> **Listed entries**

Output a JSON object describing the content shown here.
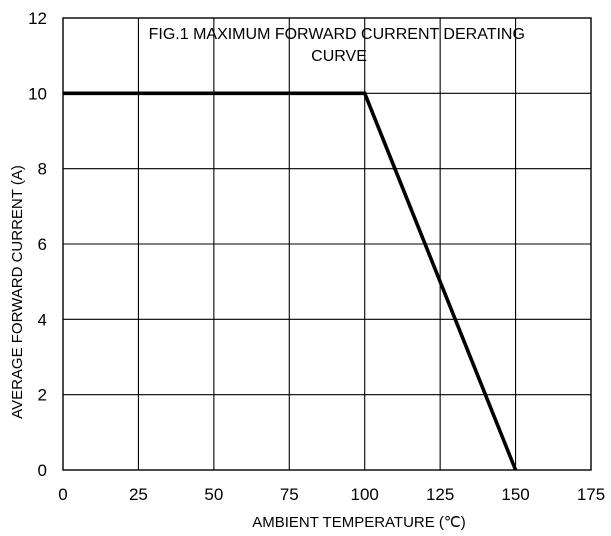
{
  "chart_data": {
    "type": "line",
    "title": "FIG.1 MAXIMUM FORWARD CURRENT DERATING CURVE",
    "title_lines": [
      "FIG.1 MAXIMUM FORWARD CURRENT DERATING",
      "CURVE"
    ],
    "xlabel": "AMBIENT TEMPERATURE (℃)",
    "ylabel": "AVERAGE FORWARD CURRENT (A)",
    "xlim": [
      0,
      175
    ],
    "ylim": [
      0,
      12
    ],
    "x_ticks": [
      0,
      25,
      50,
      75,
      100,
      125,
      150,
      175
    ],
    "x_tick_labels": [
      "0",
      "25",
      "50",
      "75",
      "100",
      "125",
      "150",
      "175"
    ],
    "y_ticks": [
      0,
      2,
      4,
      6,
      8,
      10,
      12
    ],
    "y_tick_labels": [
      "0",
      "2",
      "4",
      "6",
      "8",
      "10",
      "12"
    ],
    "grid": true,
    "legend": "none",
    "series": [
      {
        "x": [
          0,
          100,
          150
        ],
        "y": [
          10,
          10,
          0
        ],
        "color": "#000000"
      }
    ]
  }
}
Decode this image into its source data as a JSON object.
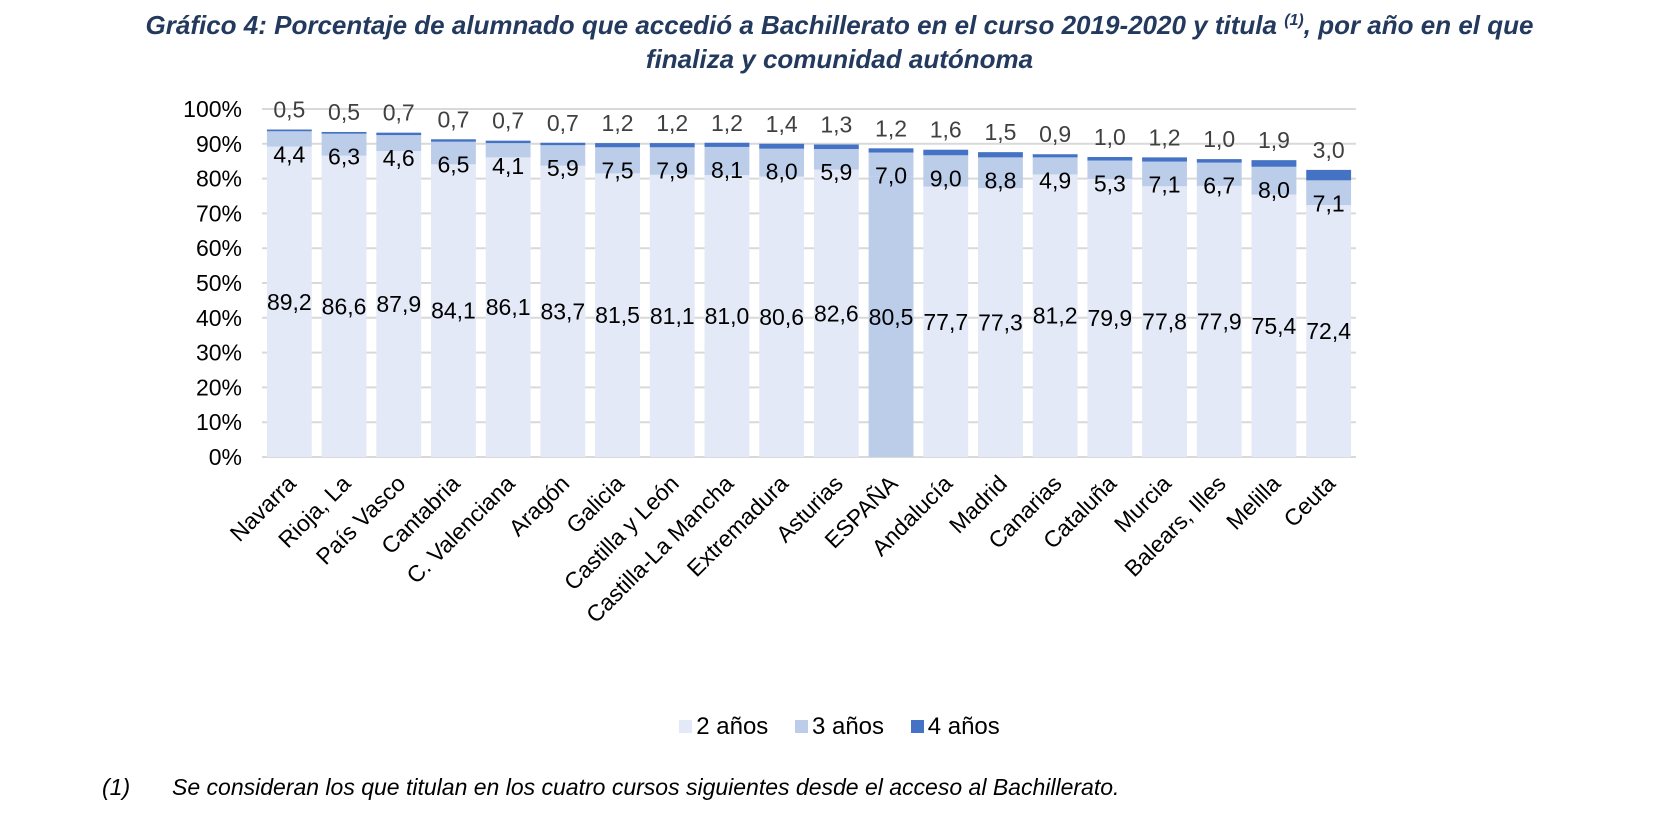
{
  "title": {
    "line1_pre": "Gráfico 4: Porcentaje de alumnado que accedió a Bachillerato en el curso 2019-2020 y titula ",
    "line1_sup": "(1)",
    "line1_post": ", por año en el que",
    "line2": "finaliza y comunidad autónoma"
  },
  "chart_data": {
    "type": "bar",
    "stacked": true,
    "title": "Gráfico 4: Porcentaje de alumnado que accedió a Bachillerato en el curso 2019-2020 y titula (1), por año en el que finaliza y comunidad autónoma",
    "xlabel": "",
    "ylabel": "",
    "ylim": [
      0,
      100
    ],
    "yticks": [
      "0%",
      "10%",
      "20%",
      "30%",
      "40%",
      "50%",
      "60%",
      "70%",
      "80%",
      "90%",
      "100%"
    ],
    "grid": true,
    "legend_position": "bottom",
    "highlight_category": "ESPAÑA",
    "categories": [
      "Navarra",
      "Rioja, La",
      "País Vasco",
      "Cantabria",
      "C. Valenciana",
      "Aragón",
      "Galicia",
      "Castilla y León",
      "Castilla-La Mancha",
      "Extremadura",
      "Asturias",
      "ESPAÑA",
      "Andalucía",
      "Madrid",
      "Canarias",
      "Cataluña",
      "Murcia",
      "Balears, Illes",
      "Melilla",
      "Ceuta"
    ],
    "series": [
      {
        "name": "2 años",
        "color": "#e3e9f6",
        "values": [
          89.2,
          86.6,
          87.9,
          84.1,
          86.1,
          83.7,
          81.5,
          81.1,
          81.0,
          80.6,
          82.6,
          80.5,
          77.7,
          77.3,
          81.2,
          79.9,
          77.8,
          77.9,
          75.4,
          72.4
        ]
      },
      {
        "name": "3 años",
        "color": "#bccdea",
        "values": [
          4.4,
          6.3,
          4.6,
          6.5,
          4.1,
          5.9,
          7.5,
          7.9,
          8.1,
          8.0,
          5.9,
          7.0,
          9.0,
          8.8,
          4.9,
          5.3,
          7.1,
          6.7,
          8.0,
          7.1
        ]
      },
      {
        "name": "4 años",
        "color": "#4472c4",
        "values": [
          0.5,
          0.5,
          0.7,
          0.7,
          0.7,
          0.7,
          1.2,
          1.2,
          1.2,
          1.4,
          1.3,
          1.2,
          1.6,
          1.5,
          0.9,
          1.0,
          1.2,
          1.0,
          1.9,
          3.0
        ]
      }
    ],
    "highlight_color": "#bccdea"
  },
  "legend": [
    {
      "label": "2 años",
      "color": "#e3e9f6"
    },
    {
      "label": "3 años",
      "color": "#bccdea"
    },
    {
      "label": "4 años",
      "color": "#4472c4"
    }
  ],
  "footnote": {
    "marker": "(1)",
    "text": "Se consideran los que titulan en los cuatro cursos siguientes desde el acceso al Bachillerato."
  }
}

> **Request**
Pictures in the records above should not be copied. Repeat everything else exactly.

> **Response to the task**
Output a JSON object describing the content shown here.
{
  "chart_data": {
    "type": "line",
    "title": "FIG.1 MAXIMUM FORWARD CURRENT DERATING CURVE",
    "title_lines": [
      "FIG.1 MAXIMUM FORWARD CURRENT DERATING",
      "CURVE"
    ],
    "xlabel": "AMBIENT TEMPERATURE (℃)",
    "ylabel": "AVERAGE FORWARD CURRENT (A)",
    "xlim": [
      0,
      175
    ],
    "ylim": [
      0,
      12
    ],
    "x_ticks": [
      0,
      25,
      50,
      75,
      100,
      125,
      150,
      175
    ],
    "x_tick_labels": [
      "0",
      "25",
      "50",
      "75",
      "100",
      "125",
      "150",
      "175"
    ],
    "y_ticks": [
      0,
      2,
      4,
      6,
      8,
      10,
      12
    ],
    "y_tick_labels": [
      "0",
      "2",
      "4",
      "6",
      "8",
      "10",
      "12"
    ],
    "grid": true,
    "legend": "none",
    "series": [
      {
        "x": [
          0,
          100,
          150
        ],
        "y": [
          10,
          10,
          0
        ],
        "color": "#000000"
      }
    ]
  }
}
Decode this image into its source data as a JSON object.
{
  "title": {
    "line1_pre": "Gráfico 4: Porcentaje de alumnado que accedió a Bachillerato en el curso 2019-2020 y titula ",
    "line1_sup": "(1)",
    "line1_post": ", por año en el que",
    "line2": "finaliza y comunidad autónoma"
  },
  "chart_data": {
    "type": "bar",
    "stacked": true,
    "title": "Gráfico 4: Porcentaje de alumnado que accedió a Bachillerato en el curso 2019-2020 y titula (1), por año en el que finaliza y comunidad autónoma",
    "xlabel": "",
    "ylabel": "",
    "ylim": [
      0,
      100
    ],
    "yticks": [
      "0%",
      "10%",
      "20%",
      "30%",
      "40%",
      "50%",
      "60%",
      "70%",
      "80%",
      "90%",
      "100%"
    ],
    "grid": true,
    "legend_position": "bottom",
    "highlight_category": "ESPAÑA",
    "categories": [
      "Navarra",
      "Rioja, La",
      "País Vasco",
      "Cantabria",
      "C. Valenciana",
      "Aragón",
      "Galicia",
      "Castilla y León",
      "Castilla-La Mancha",
      "Extremadura",
      "Asturias",
      "ESPAÑA",
      "Andalucía",
      "Madrid",
      "Canarias",
      "Cataluña",
      "Murcia",
      "Balears, Illes",
      "Melilla",
      "Ceuta"
    ],
    "series": [
      {
        "name": "2 años",
        "color": "#e3e9f6",
        "values": [
          89.2,
          86.6,
          87.9,
          84.1,
          86.1,
          83.7,
          81.5,
          81.1,
          81.0,
          80.6,
          82.6,
          80.5,
          77.7,
          77.3,
          81.2,
          79.9,
          77.8,
          77.9,
          75.4,
          72.4
        ]
      },
      {
        "name": "3 años",
        "color": "#bccdea",
        "values": [
          4.4,
          6.3,
          4.6,
          6.5,
          4.1,
          5.9,
          7.5,
          7.9,
          8.1,
          8.0,
          5.9,
          7.0,
          9.0,
          8.8,
          4.9,
          5.3,
          7.1,
          6.7,
          8.0,
          7.1
        ]
      },
      {
        "name": "4 años",
        "color": "#4472c4",
        "values": [
          0.5,
          0.5,
          0.7,
          0.7,
          0.7,
          0.7,
          1.2,
          1.2,
          1.2,
          1.4,
          1.3,
          1.2,
          1.6,
          1.5,
          0.9,
          1.0,
          1.2,
          1.0,
          1.9,
          3.0
        ]
      }
    ],
    "highlight_color": "#bccdea"
  },
  "legend": [
    {
      "label": "2 años",
      "color": "#e3e9f6"
    },
    {
      "label": "3 años",
      "color": "#bccdea"
    },
    {
      "label": "4 años",
      "color": "#4472c4"
    }
  ],
  "footnote": {
    "marker": "(1)",
    "text": "Se consideran los que titulan en los cuatro cursos siguientes desde el acceso al Bachillerato."
  }
}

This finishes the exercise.